§ **Given text**:
>> start

Succeeding Into The Crisis Of Change
- June 18, 2018
- Posted by: Robert Rose
- Category: Content Marketing
The question I’m asked most frequently at the end of a workshop or keynote is some version of this: “When your management team doesn’t see the value in content marketing, how do you convince them that change is needed?”
It’s a thorny problem because change requires not only getting one or two people to think differently. The obstacle is in getting the company (as a whole) to change its collective mind and try something that flies in the face of everything that brought success in the past.
In other words, it’s not only the failures that bring our teams and our companies into a crisis of change. We also frequently come to a crisis of change because we’re still doing some successful thing that has outlasted its usefulness.
When we look at the inspiration for change from the “we are doing something wrong” perspective, the inevitable problem is that the company starts answering the wrong questions. We start asking how to fix the thing that seems to be losing momentum or showing signs of age. We were right in choosing these strategies, and we assume we just need a minor course correction. So, we pull data and research and gather input from stakeholders, looking for ways to fix a strategy that’s increasingly worthless.

>> end

Layout records
>> start

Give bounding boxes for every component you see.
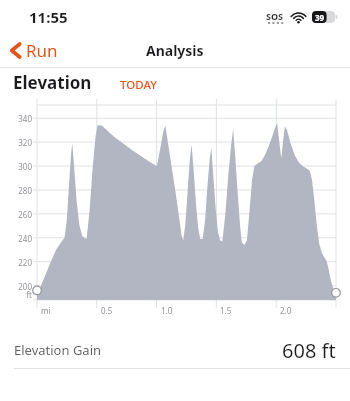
other: Wi-Fi [291,12,306,23]
staticText: 280 [1,185,32,196]
staticText: 11:55 [29,7,68,27]
staticText: 39 [315,12,325,23]
staticText: ft [1,289,32,300]
staticText: 1.0 [161,305,173,316]
button[interactable]: Run [0,36,70,65]
other: SOS [266,10,284,24]
other: Battery 39 percent [312,11,338,23]
staticText: 240 [1,233,32,244]
staticText: Elevation Gain [14,341,102,359]
staticText: Elevation [13,71,92,94]
staticText: 320 [1,137,32,148]
button[interactable]: TODAY [120,77,157,94]
staticText: 300 [1,161,32,172]
staticText: 340 [1,113,32,124]
staticText: 1.5 [220,305,232,316]
staticText: Analysis [146,41,204,60]
staticText: 260 [1,209,32,220]
staticText: 2.0 [280,305,292,316]
button[interactable]: Elevation Gain [0,332,350,368]
staticText: 200 [1,281,32,292]
staticText: 0.5 [101,305,113,316]
staticText: SOS [266,10,284,22]
staticText: Run [26,39,58,62]
staticText: 220 [1,257,32,268]
staticText: mi [41,305,51,316]
staticText: 608 ft [282,337,336,364]
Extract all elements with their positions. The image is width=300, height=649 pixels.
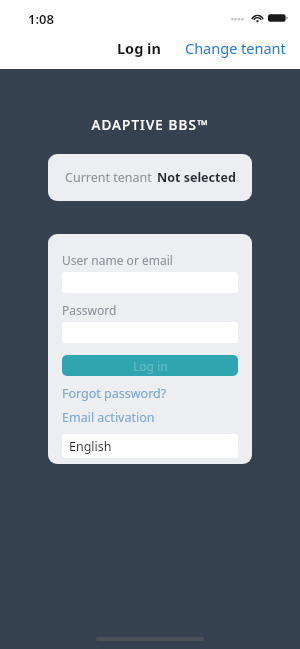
staticText: User name or email — [62, 252, 173, 268]
staticText: Change tenant — [185, 38, 286, 58]
staticText: Forgot password? — [62, 385, 167, 402]
button[interactable]: Email activation — [62, 409, 155, 426]
staticText: 1:08 — [28, 10, 54, 28]
staticText: Log in — [117, 38, 161, 58]
staticText: Email activation — [62, 409, 155, 426]
button[interactable]: Change tenant — [183, 35, 288, 61]
button[interactable]: Log in — [111, 35, 167, 61]
staticText: Log in — [133, 358, 168, 374]
staticText: English — [69, 438, 112, 455]
staticText: ADAPTIVE BBS™ — [0, 116, 300, 134]
staticText: Current tenant — [65, 169, 152, 186]
staticText: Password — [62, 302, 117, 318]
staticText: Not selected — [157, 169, 236, 186]
button[interactable]: Forgot password? — [62, 385, 167, 402]
button[interactable]: English — [62, 434, 238, 458]
button[interactable]: Current tenant — [48, 154, 252, 201]
button[interactable]: Log in — [62, 355, 238, 376]
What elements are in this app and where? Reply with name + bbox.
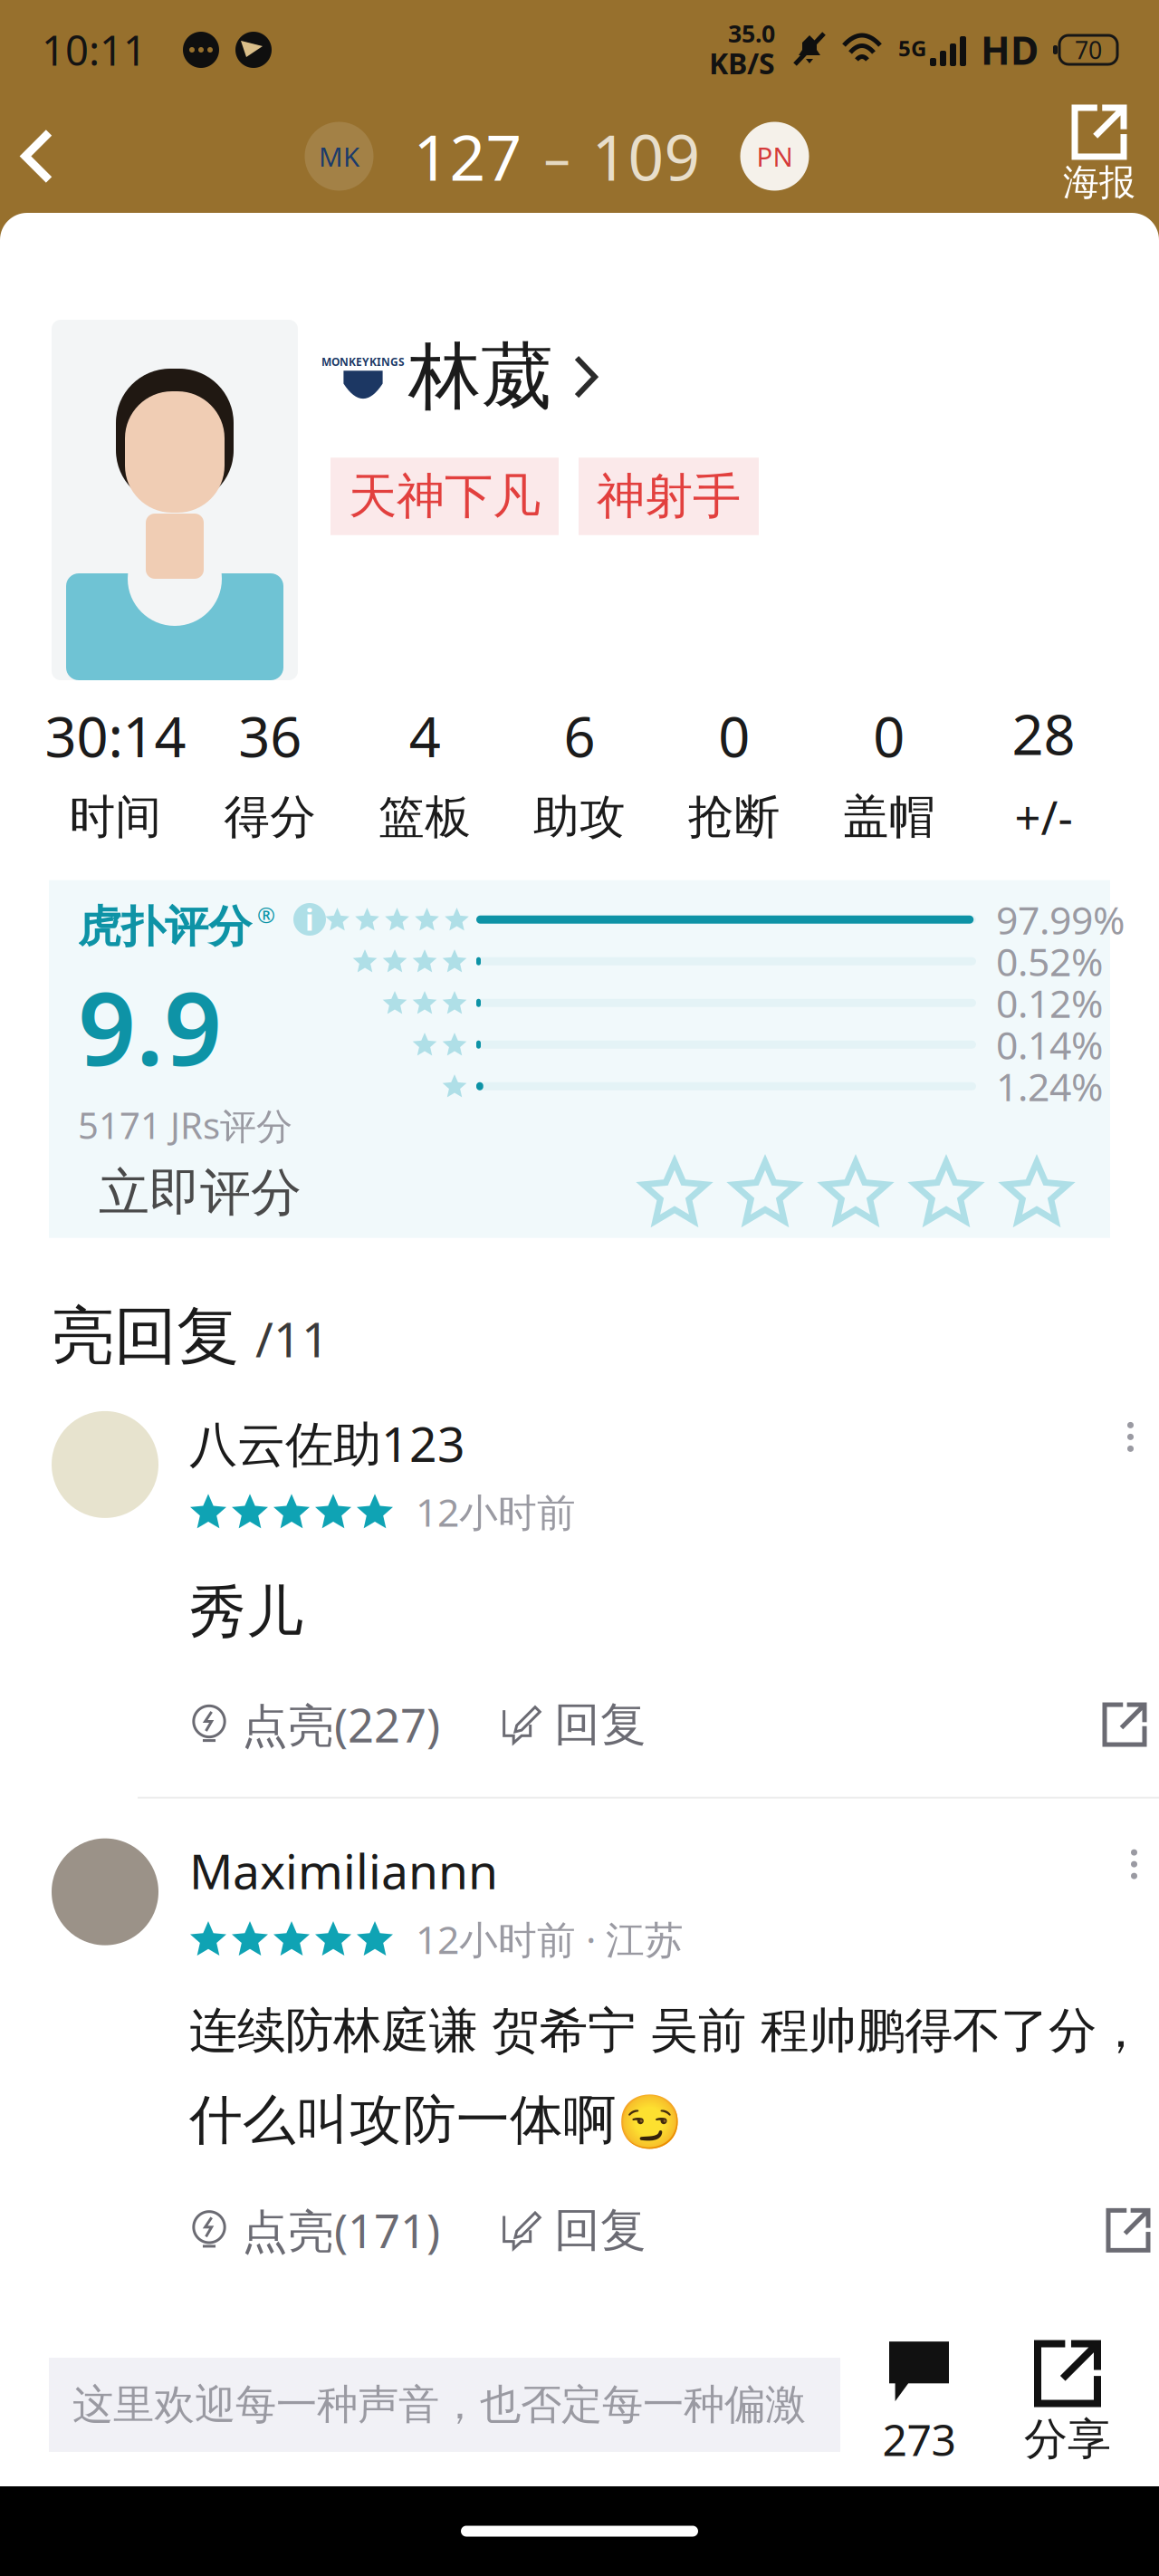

>> end

§ **Written request 1**:
Summarize the content marketing post in two sentences.
§ **Written request 2**:
Copy the lines of the records from the line that contains "other: Wi-Fi [291,12,306,23]" through the line that contains "button[interactable]: TODAY [120,77,157,94]", including both of those lines.

§ **Worked solution 1**:
When management doesn't see the value in content marketing, change is hard because the whole company must change its collective mind and try something that goes against everything that brought past success. Companies reach a crisis of change not only through failures but also by continuing a successful practice that has outlasted its usefulness, and seeing change only as fixing something wrong leads them to answer the wrong questions while trying to repair an increasingly worthless strategy.

§ **Worked solution 2**:
other: Wi-Fi [291,12,306,23]
staticText: 280 [1,185,32,196]
staticText: 11:55 [29,7,68,27]
staticText: 39 [315,12,325,23]
staticText: ft [1,289,32,300]
staticText: 1.0 [161,305,173,316]
button[interactable]: Run [0,36,70,65]
other: SOS [266,10,284,24]
other: Battery 39 percent [312,11,338,23]
staticText: 240 [1,233,32,244]
staticText: Elevation Gain [14,341,102,359]
staticText: Elevation [13,71,92,94]
staticText: 320 [1,137,32,148]
button[interactable]: TODAY [120,77,157,94]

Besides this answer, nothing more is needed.